TASK DESCRIPTION: Below is a set of records; print all of them exactly as written.

EXERCISE MATERIAL:
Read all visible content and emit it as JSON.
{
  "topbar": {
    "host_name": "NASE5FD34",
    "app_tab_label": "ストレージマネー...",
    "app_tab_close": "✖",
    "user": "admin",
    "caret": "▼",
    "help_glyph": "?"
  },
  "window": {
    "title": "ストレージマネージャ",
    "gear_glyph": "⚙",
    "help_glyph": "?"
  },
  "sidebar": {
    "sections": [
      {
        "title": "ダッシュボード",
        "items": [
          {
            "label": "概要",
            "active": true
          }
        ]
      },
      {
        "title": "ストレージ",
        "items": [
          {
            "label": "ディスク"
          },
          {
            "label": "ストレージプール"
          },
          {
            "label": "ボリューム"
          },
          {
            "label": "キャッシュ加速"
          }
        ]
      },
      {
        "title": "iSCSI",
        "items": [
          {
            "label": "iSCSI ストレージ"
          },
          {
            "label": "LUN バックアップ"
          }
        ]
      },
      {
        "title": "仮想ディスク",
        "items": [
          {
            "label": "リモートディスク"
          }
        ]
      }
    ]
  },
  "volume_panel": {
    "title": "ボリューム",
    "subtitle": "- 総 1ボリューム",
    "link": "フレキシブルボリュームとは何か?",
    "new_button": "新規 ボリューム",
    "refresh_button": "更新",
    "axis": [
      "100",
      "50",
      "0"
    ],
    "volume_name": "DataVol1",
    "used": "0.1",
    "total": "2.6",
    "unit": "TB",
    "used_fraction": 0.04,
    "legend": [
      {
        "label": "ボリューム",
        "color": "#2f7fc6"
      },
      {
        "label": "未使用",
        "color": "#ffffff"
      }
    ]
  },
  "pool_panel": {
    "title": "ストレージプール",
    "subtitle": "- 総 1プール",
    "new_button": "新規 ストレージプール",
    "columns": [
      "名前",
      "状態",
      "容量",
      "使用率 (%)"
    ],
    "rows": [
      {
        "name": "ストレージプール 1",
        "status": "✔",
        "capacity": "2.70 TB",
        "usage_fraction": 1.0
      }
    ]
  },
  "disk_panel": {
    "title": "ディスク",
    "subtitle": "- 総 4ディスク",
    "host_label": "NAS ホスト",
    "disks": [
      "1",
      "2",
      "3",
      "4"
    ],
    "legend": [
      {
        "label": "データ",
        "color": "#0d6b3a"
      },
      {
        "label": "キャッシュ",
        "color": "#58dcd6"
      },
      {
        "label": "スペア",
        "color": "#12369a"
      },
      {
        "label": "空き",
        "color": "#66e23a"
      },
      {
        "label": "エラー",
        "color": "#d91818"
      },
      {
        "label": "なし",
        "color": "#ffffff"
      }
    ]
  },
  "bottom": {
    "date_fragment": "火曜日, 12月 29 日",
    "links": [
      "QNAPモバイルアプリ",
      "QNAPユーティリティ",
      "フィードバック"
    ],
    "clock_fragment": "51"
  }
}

REPLY TO THE TASK:
Read all visible content and emit it as JSON.
{
  "topbar": {
    "host_name": "NASE5FD34",
    "app_tab_label": "ストレージマネー...",
    "app_tab_close": "✖",
    "user": "admin",
    "caret": "▼",
    "help_glyph": "?"
  },
  "window": {
    "title": "ストレージマネージャ",
    "gear_glyph": "⚙",
    "help_glyph": "?"
  },
  "sidebar": {
    "sections": [
      {
        "title": "ダッシュボード",
        "items": [
          {
            "label": "概要",
            "active": true
          }
        ]
      },
      {
        "title": "ストレージ",
        "items": [
          {
            "label": "ディスク"
          },
          {
            "label": "ストレージプール"
          },
          {
            "label": "ボリューム"
          },
          {
            "label": "キャッシュ加速"
          }
        ]
      },
      {
        "title": "iSCSI",
        "items": [
          {
            "label": "iSCSI ストレージ"
          },
          {
            "label": "LUN バックアップ"
          }
        ]
      },
      {
        "title": "仮想ディスク",
        "items": [
          {
            "label": "リモートディスク"
          }
        ]
      }
    ]
  },
  "volume_panel": {
    "title": "ボリューム",
    "subtitle": "- 総 1ボリューム",
    "link": "フレキシブルボリュームとは何か?",
    "new_button": "新規 ボリューム",
    "refresh_button": "更新",
    "axis": [
      "100",
      "50",
      "0"
    ],
    "volume_name": "DataVol1",
    "used": "0.1",
    "total": "2.6",
    "unit": "TB",
    "used_fraction": 0.04,
    "legend": [
      {
        "label": "ボリューム",
        "color": "#2f7fc6"
      },
      {
        "label": "未使用",
        "color": "#ffffff"
      }
    ]
  },
  "pool_panel": {
    "title": "ストレージプール",
    "subtitle": "- 総 1プール",
    "new_button": "新規 ストレージプール",
    "columns": [
      "名前",
      "状態",
      "容量",
      "使用率 (%)"
    ],
    "rows": [
      {
        "name": "ストレージプール 1",
        "status": "✔",
        "capacity": "2.70 TB",
        "usage_fraction": 1.0
      }
    ]
  },
  "disk_panel": {
    "title": "ディスク",
    "subtitle": "- 総 4ディスク",
    "host_label": "NAS ホスト",
    "disks": [
      "1",
      "2",
      "3",
      "4"
    ],
    "legend": [
      {
        "label": "データ",
        "color": "#0d6b3a"
      },
      {
        "label": "キャッシュ",
        "color": "#58dcd6"
      },
      {
        "label": "スペア",
        "color": "#12369a"
      },
      {
        "label": "空き",
        "color": "#66e23a"
      },
      {
        "label": "エラー",
        "color": "#d91818"
      },
      {
        "label": "なし",
        "color": "#ffffff"
      }
    ]
  },
  "bottom": {
    "date_fragment": "火曜日, 12月 29 日",
    "links": [
      "QNAPモバイルアプリ",
      "QNAPユーティリティ",
      "フィードバック"
    ],
    "clock_fragment": "51"
  }
}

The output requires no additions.